[Start Material]

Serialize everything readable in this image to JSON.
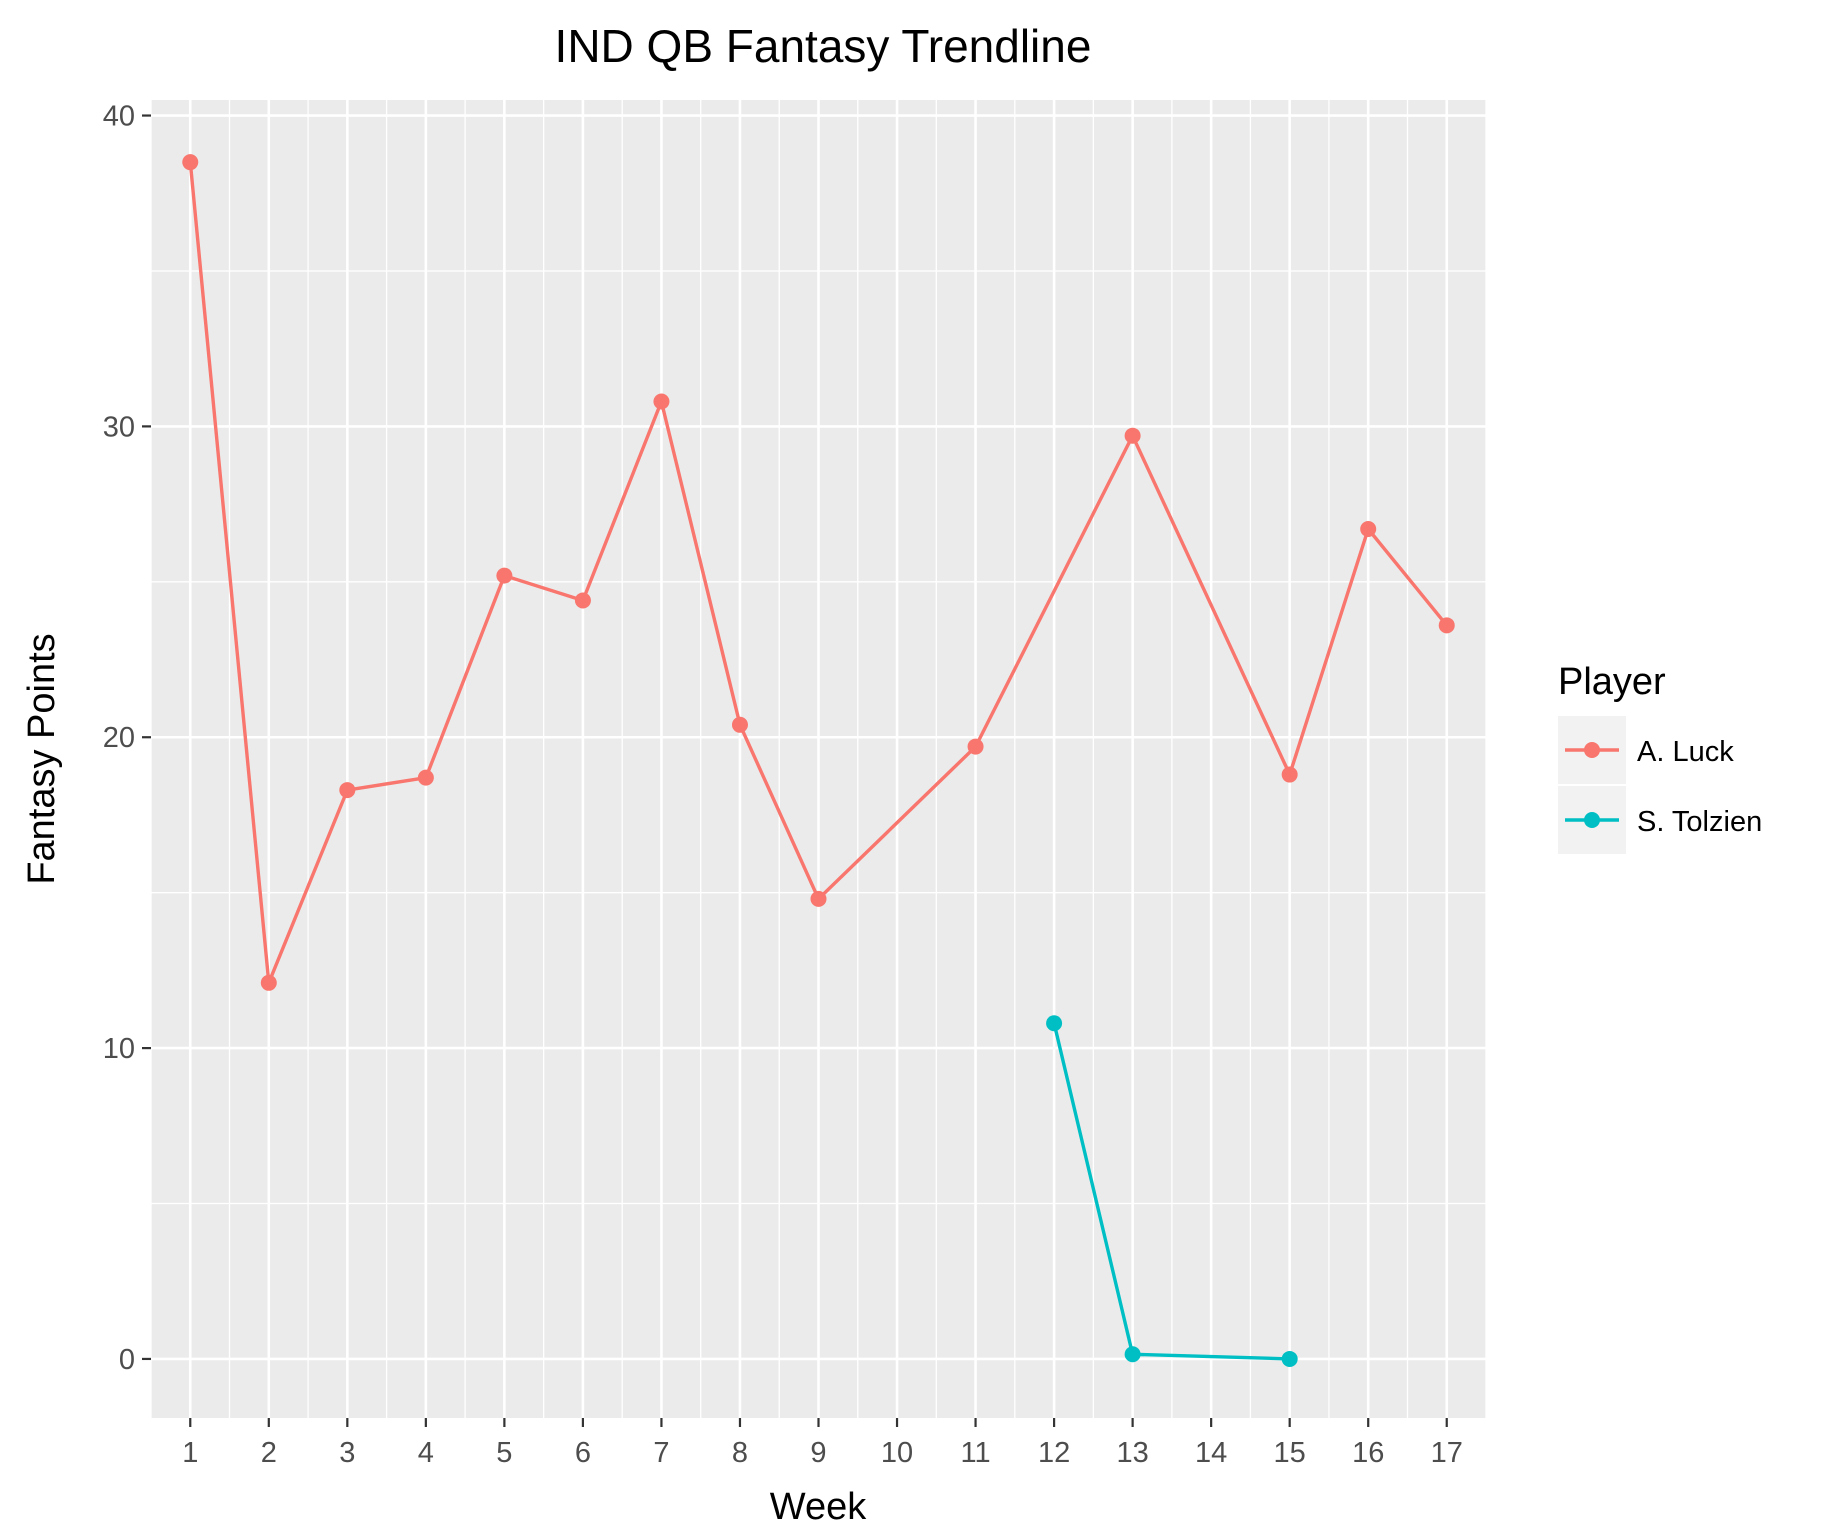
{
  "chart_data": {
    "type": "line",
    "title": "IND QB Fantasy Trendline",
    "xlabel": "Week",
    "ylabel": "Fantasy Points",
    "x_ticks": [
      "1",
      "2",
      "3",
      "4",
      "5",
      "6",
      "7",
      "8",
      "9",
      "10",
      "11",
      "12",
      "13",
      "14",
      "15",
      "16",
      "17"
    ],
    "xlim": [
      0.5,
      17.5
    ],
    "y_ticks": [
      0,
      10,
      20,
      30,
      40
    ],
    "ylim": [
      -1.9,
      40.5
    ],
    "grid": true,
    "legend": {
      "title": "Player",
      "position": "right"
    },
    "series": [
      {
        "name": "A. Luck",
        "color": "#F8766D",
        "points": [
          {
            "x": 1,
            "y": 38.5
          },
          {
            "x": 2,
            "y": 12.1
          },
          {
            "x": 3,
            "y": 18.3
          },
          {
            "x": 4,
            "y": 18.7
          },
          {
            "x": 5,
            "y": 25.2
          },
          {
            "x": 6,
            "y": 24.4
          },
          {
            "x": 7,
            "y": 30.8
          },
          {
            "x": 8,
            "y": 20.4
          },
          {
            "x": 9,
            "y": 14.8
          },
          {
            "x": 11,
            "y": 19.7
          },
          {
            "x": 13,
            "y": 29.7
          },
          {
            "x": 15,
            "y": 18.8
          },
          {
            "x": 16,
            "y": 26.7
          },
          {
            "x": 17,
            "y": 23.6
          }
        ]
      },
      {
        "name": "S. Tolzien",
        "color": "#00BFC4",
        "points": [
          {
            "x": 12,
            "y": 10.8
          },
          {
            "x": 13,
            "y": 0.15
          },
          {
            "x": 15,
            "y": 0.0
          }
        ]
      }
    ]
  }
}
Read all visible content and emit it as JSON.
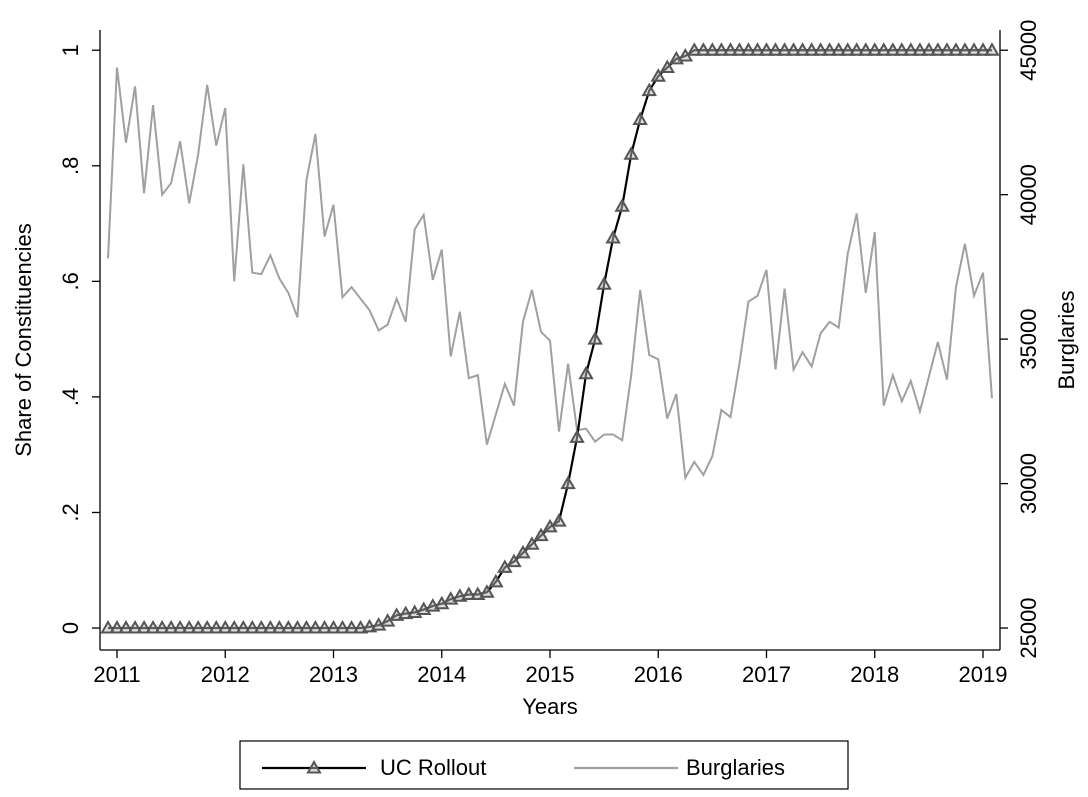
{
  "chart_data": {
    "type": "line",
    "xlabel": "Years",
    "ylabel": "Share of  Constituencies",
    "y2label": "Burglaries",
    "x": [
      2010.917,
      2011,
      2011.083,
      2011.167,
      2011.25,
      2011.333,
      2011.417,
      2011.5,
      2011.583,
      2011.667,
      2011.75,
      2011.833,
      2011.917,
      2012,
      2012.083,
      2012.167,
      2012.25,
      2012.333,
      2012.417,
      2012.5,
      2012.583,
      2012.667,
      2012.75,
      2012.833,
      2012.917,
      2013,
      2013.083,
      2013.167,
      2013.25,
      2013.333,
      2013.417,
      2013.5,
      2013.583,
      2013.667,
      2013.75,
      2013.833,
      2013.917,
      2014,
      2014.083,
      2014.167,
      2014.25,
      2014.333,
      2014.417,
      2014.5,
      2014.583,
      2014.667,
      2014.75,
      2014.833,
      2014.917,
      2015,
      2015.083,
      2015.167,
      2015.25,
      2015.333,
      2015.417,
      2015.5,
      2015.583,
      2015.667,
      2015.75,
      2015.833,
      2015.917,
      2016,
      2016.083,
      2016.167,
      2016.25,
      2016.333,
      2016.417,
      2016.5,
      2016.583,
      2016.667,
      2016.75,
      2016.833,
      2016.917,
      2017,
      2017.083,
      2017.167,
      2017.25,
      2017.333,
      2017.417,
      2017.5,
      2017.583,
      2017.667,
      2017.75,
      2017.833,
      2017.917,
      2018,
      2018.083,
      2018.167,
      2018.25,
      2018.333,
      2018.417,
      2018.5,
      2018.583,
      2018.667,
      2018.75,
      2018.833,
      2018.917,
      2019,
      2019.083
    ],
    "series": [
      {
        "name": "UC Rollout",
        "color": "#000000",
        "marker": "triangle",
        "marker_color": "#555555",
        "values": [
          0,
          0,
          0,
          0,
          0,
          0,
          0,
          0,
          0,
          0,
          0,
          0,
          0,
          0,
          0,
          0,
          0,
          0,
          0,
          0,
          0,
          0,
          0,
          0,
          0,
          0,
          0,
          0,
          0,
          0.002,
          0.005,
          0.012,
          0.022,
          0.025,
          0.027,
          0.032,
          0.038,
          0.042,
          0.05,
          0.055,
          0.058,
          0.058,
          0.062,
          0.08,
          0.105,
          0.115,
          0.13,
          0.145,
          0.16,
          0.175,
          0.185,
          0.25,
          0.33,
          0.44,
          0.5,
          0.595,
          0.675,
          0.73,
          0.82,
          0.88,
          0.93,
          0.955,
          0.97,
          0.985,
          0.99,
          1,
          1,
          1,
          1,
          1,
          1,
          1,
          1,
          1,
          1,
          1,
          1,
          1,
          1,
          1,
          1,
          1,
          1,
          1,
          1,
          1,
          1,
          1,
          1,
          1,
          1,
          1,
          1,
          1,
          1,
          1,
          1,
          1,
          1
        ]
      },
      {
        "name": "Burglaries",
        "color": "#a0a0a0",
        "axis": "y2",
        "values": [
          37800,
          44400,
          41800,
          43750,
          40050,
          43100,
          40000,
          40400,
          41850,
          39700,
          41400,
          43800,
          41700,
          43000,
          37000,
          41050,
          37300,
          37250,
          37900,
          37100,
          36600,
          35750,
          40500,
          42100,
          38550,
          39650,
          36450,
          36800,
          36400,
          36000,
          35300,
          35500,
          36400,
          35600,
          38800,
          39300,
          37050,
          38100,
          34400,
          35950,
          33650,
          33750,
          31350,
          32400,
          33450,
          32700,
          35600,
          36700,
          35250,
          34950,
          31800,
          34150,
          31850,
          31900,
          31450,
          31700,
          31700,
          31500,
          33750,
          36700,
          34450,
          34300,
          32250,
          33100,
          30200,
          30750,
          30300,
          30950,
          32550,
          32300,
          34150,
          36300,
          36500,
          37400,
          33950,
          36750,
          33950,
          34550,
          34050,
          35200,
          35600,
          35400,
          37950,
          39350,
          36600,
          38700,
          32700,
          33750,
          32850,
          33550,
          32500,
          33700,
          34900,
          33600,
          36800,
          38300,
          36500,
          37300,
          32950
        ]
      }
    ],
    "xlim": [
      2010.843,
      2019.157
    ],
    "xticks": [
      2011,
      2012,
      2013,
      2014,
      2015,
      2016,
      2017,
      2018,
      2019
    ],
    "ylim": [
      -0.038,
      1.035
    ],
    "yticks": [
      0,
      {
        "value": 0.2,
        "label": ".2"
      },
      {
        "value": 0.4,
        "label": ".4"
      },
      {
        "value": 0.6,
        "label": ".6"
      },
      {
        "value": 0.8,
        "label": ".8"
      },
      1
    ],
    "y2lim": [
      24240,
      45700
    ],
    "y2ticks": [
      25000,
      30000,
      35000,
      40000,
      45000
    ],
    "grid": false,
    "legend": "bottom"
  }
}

[End Material]

#### What is asked
Without including any pictures, output all the entries above exactly.

#### Worked answer
Serialize everything readable in this image to JSON.
{
  "chart_data": {
    "type": "line",
    "title": "IND QB Fantasy Trendline",
    "xlabel": "Week",
    "ylabel": "Fantasy Points",
    "x_ticks": [
      "1",
      "2",
      "3",
      "4",
      "5",
      "6",
      "7",
      "8",
      "9",
      "10",
      "11",
      "12",
      "13",
      "14",
      "15",
      "16",
      "17"
    ],
    "xlim": [
      0.5,
      17.5
    ],
    "y_ticks": [
      0,
      10,
      20,
      30,
      40
    ],
    "ylim": [
      -1.9,
      40.5
    ],
    "grid": true,
    "legend": {
      "title": "Player",
      "position": "right"
    },
    "series": [
      {
        "name": "A. Luck",
        "color": "#F8766D",
        "points": [
          {
            "x": 1,
            "y": 38.5
          },
          {
            "x": 2,
            "y": 12.1
          },
          {
            "x": 3,
            "y": 18.3
          },
          {
            "x": 4,
            "y": 18.7
          },
          {
            "x": 5,
            "y": 25.2
          },
          {
            "x": 6,
            "y": 24.4
          },
          {
            "x": 7,
            "y": 30.8
          },
          {
            "x": 8,
            "y": 20.4
          },
          {
            "x": 9,
            "y": 14.8
          },
          {
            "x": 11,
            "y": 19.7
          },
          {
            "x": 13,
            "y": 29.7
          },
          {
            "x": 15,
            "y": 18.8
          },
          {
            "x": 16,
            "y": 26.7
          },
          {
            "x": 17,
            "y": 23.6
          }
        ]
      },
      {
        "name": "S. Tolzien",
        "color": "#00BFC4",
        "points": [
          {
            "x": 12,
            "y": 10.8
          },
          {
            "x": 13,
            "y": 0.15
          },
          {
            "x": 15,
            "y": 0.0
          }
        ]
      }
    ]
  }
}
Read all visible content and emit it as JSON.
{
  "chart_data": {
    "type": "line",
    "xlabel": "Years",
    "ylabel": "Share of  Constituencies",
    "y2label": "Burglaries",
    "x": [
      2010.917,
      2011,
      2011.083,
      2011.167,
      2011.25,
      2011.333,
      2011.417,
      2011.5,
      2011.583,
      2011.667,
      2011.75,
      2011.833,
      2011.917,
      2012,
      2012.083,
      2012.167,
      2012.25,
      2012.333,
      2012.417,
      2012.5,
      2012.583,
      2012.667,
      2012.75,
      2012.833,
      2012.917,
      2013,
      2013.083,
      2013.167,
      2013.25,
      2013.333,
      2013.417,
      2013.5,
      2013.583,
      2013.667,
      2013.75,
      2013.833,
      2013.917,
      2014,
      2014.083,
      2014.167,
      2014.25,
      2014.333,
      2014.417,
      2014.5,
      2014.583,
      2014.667,
      2014.75,
      2014.833,
      2014.917,
      2015,
      2015.083,
      2015.167,
      2015.25,
      2015.333,
      2015.417,
      2015.5,
      2015.583,
      2015.667,
      2015.75,
      2015.833,
      2015.917,
      2016,
      2016.083,
      2016.167,
      2016.25,
      2016.333,
      2016.417,
      2016.5,
      2016.583,
      2016.667,
      2016.75,
      2016.833,
      2016.917,
      2017,
      2017.083,
      2017.167,
      2017.25,
      2017.333,
      2017.417,
      2017.5,
      2017.583,
      2017.667,
      2017.75,
      2017.833,
      2017.917,
      2018,
      2018.083,
      2018.167,
      2018.25,
      2018.333,
      2018.417,
      2018.5,
      2018.583,
      2018.667,
      2018.75,
      2018.833,
      2018.917,
      2019,
      2019.083
    ],
    "series": [
      {
        "name": "UC Rollout",
        "color": "#000000",
        "marker": "triangle",
        "marker_color": "#555555",
        "values": [
          0,
          0,
          0,
          0,
          0,
          0,
          0,
          0,
          0,
          0,
          0,
          0,
          0,
          0,
          0,
          0,
          0,
          0,
          0,
          0,
          0,
          0,
          0,
          0,
          0,
          0,
          0,
          0,
          0,
          0.002,
          0.005,
          0.012,
          0.022,
          0.025,
          0.027,
          0.032,
          0.038,
          0.042,
          0.05,
          0.055,
          0.058,
          0.058,
          0.062,
          0.08,
          0.105,
          0.115,
          0.13,
          0.145,
          0.16,
          0.175,
          0.185,
          0.25,
          0.33,
          0.44,
          0.5,
          0.595,
          0.675,
          0.73,
          0.82,
          0.88,
          0.93,
          0.955,
          0.97,
          0.985,
          0.99,
          1,
          1,
          1,
          1,
          1,
          1,
          1,
          1,
          1,
          1,
          1,
          1,
          1,
          1,
          1,
          1,
          1,
          1,
          1,
          1,
          1,
          1,
          1,
          1,
          1,
          1,
          1,
          1,
          1,
          1,
          1,
          1,
          1,
          1
        ]
      },
      {
        "name": "Burglaries",
        "color": "#a0a0a0",
        "axis": "y2",
        "values": [
          37800,
          44400,
          41800,
          43750,
          40050,
          43100,
          40000,
          40400,
          41850,
          39700,
          41400,
          43800,
          41700,
          43000,
          37000,
          41050,
          37300,
          37250,
          37900,
          37100,
          36600,
          35750,
          40500,
          42100,
          38550,
          39650,
          36450,
          36800,
          36400,
          36000,
          35300,
          35500,
          36400,
          35600,
          38800,
          39300,
          37050,
          38100,
          34400,
          35950,
          33650,
          33750,
          31350,
          32400,
          33450,
          32700,
          35600,
          36700,
          35250,
          34950,
          31800,
          34150,
          31850,
          31900,
          31450,
          31700,
          31700,
          31500,
          33750,
          36700,
          34450,
          34300,
          32250,
          33100,
          30200,
          30750,
          30300,
          30950,
          32550,
          32300,
          34150,
          36300,
          36500,
          37400,
          33950,
          36750,
          33950,
          34550,
          34050,
          35200,
          35600,
          35400,
          37950,
          39350,
          36600,
          38700,
          32700,
          33750,
          32850,
          33550,
          32500,
          33700,
          34900,
          33600,
          36800,
          38300,
          36500,
          37300,
          32950
        ]
      }
    ],
    "xlim": [
      2010.843,
      2019.157
    ],
    "xticks": [
      2011,
      2012,
      2013,
      2014,
      2015,
      2016,
      2017,
      2018,
      2019
    ],
    "ylim": [
      -0.038,
      1.035
    ],
    "yticks": [
      0,
      {
        "value": 0.2,
        "label": ".2"
      },
      {
        "value": 0.4,
        "label": ".4"
      },
      {
        "value": 0.6,
        "label": ".6"
      },
      {
        "value": 0.8,
        "label": ".8"
      },
      1
    ],
    "y2lim": [
      24240,
      45700
    ],
    "y2ticks": [
      25000,
      30000,
      35000,
      40000,
      45000
    ],
    "grid": false,
    "legend": "bottom"
  }
}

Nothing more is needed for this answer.